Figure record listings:
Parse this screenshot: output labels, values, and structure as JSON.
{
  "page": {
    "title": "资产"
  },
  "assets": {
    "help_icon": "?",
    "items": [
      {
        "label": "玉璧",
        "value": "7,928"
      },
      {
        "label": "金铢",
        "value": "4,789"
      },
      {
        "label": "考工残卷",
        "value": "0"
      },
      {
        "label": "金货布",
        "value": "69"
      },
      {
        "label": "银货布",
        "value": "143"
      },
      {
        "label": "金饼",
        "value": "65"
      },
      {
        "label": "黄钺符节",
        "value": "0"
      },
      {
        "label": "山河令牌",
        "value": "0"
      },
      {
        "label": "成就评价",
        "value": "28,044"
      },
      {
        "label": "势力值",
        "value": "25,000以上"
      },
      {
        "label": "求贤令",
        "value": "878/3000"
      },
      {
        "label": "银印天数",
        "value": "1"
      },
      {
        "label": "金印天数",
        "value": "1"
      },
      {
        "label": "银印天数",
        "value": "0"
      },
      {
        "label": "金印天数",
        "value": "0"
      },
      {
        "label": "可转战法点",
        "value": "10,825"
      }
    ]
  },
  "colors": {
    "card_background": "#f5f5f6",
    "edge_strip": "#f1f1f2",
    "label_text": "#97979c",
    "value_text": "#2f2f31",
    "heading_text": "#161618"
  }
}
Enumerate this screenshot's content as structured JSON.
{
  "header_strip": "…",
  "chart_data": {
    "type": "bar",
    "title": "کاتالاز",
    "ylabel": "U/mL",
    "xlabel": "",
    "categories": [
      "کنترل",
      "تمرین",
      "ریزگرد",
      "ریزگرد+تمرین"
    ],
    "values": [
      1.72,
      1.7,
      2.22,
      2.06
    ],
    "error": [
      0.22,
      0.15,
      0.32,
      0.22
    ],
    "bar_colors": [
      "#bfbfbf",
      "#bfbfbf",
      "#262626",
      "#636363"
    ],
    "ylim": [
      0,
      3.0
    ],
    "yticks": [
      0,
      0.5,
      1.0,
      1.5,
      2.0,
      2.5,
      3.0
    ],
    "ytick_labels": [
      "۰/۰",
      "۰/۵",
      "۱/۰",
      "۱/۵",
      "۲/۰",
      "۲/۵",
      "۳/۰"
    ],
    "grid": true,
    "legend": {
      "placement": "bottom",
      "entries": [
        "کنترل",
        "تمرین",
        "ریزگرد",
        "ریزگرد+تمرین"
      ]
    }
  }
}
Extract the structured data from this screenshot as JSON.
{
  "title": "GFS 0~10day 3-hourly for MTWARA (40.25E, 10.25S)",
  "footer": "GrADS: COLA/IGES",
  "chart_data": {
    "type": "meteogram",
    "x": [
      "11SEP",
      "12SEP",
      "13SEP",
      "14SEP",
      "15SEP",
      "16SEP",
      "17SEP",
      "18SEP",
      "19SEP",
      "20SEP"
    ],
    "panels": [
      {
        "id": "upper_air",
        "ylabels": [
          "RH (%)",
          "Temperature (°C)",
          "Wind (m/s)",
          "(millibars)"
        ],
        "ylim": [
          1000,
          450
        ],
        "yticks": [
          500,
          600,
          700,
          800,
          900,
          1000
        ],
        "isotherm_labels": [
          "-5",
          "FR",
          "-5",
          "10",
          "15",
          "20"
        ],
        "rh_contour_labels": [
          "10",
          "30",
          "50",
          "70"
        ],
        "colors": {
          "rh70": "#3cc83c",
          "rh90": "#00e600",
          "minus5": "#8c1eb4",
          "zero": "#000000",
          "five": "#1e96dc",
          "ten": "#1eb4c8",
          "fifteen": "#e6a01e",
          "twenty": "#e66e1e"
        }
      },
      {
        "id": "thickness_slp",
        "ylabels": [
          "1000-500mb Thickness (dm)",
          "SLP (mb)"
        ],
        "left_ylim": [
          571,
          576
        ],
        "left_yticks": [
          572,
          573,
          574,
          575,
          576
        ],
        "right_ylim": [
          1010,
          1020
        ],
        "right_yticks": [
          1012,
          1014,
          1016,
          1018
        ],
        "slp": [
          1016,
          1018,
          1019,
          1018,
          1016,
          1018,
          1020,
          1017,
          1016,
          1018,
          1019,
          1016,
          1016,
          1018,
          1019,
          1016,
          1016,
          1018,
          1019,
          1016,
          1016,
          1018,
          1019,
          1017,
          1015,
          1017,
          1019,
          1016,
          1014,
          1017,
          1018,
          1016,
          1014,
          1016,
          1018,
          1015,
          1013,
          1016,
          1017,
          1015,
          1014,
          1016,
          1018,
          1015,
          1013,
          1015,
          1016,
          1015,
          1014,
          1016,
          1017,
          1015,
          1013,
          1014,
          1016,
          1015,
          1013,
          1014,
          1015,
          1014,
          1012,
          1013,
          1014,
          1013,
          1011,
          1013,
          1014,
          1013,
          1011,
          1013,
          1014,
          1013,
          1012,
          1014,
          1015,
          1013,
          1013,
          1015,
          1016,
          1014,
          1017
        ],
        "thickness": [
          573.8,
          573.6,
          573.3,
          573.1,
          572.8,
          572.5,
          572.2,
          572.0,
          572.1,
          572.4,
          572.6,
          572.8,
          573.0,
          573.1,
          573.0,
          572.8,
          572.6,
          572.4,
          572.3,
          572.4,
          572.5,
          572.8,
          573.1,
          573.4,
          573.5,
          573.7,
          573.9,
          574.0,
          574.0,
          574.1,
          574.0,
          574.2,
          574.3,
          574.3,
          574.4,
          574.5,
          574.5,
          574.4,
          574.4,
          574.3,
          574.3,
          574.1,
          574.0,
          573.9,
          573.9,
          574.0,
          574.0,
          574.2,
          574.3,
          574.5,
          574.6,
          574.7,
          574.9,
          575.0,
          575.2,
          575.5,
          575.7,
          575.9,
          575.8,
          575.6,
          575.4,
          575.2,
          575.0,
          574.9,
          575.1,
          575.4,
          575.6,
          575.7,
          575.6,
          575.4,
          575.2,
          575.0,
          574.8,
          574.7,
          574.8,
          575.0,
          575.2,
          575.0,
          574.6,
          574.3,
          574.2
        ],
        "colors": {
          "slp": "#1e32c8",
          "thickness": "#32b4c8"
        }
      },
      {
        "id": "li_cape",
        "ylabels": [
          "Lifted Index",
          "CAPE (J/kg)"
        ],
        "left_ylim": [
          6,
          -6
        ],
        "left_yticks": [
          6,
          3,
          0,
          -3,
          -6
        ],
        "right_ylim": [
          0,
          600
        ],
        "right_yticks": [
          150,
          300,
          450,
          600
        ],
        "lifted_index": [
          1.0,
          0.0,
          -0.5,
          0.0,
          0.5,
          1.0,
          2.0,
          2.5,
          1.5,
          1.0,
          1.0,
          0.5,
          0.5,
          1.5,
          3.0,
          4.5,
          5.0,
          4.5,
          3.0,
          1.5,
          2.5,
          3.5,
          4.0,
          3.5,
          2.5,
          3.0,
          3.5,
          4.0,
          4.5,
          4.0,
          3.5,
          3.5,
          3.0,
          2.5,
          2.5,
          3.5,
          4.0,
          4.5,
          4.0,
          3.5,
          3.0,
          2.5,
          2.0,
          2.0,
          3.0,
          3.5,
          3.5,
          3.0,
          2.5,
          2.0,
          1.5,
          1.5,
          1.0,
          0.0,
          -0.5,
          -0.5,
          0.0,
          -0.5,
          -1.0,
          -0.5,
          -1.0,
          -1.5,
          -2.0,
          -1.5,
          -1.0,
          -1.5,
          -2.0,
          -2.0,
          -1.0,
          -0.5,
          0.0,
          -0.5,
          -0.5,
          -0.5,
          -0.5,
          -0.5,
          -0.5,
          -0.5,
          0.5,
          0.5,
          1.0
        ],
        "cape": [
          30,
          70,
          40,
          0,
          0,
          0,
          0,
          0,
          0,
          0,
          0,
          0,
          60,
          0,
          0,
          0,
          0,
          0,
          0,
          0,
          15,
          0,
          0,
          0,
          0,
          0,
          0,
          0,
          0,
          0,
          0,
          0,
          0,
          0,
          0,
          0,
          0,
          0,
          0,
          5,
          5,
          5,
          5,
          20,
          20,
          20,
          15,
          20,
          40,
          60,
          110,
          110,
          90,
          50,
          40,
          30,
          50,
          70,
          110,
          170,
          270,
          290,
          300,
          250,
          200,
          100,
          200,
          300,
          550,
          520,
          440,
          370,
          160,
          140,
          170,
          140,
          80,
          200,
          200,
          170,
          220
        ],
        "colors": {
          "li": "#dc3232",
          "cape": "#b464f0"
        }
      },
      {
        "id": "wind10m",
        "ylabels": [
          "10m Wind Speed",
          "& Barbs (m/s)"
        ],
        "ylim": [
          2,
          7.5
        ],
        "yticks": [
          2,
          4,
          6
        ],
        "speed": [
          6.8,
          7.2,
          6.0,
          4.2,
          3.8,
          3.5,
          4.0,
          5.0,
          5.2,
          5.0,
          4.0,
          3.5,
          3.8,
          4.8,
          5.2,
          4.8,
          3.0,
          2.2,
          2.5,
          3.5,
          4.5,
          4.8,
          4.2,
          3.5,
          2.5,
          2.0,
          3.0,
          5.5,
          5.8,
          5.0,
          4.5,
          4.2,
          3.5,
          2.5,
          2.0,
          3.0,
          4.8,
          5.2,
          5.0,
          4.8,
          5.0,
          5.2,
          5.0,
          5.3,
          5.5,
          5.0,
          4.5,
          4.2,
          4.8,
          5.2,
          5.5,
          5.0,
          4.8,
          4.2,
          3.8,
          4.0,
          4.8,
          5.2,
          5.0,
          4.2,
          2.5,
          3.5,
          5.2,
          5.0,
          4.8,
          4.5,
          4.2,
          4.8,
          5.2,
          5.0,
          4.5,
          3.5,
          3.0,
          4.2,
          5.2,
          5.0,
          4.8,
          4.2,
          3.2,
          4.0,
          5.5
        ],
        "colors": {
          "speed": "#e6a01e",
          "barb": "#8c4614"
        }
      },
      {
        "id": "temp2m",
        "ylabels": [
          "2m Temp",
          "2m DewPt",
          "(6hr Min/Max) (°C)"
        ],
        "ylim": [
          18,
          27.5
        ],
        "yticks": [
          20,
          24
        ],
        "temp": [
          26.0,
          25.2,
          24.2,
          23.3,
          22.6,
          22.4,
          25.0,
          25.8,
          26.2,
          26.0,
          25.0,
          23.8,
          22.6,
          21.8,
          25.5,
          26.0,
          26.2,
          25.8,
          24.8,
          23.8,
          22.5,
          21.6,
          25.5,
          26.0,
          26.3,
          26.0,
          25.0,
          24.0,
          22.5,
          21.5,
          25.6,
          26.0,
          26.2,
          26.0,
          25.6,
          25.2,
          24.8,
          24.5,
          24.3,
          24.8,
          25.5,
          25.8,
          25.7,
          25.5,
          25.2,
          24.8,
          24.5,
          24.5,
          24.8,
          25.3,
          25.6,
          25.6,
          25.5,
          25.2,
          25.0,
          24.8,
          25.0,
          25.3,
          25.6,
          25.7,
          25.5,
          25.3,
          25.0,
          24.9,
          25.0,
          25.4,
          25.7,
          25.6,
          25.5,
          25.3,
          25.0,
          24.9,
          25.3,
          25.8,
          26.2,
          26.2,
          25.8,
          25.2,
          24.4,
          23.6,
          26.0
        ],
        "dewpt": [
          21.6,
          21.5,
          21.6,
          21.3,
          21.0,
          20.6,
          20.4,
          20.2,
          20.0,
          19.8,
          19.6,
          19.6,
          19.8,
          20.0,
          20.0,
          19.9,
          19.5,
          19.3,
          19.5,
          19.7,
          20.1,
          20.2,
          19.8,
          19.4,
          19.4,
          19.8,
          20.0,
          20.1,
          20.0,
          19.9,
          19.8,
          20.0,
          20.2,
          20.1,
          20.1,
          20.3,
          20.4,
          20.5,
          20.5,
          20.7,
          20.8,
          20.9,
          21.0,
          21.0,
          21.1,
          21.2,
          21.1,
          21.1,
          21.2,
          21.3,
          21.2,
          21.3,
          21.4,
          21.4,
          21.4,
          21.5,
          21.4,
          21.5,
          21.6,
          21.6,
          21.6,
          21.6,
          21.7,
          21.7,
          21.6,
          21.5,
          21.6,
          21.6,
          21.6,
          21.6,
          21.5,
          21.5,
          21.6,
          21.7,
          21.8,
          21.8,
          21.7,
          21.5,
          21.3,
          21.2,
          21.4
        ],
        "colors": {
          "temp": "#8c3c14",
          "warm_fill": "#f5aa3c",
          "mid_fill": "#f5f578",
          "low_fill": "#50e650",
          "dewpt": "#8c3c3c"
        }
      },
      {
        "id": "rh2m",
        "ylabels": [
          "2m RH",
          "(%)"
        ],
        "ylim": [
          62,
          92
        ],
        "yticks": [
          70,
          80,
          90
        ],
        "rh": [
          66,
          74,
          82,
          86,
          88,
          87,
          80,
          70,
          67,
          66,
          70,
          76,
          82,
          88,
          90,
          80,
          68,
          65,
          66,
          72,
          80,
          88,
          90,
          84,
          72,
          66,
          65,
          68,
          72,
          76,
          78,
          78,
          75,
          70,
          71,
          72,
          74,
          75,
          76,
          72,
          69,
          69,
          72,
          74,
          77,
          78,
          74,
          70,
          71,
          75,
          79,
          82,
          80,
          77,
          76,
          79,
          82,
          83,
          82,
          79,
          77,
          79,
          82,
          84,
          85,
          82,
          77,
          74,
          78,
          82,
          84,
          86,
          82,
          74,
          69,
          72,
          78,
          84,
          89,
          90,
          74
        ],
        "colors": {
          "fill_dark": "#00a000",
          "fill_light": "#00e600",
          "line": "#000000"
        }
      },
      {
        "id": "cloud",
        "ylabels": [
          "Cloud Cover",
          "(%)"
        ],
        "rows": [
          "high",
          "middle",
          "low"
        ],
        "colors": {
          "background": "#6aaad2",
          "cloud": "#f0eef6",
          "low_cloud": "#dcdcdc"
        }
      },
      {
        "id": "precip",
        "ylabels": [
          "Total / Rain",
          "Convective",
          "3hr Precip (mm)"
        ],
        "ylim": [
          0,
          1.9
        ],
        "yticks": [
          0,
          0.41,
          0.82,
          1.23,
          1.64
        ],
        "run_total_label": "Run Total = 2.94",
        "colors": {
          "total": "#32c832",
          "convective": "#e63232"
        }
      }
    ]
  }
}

_The exercise_:
Using the material above, report each line where "title" occurs.

_Finished answer_:
    "title": "资产"
    "title": "کاتالاز",
  "title": "GFS 0~10day 3-hourly for MTWARA (40.25E, 10.25S)",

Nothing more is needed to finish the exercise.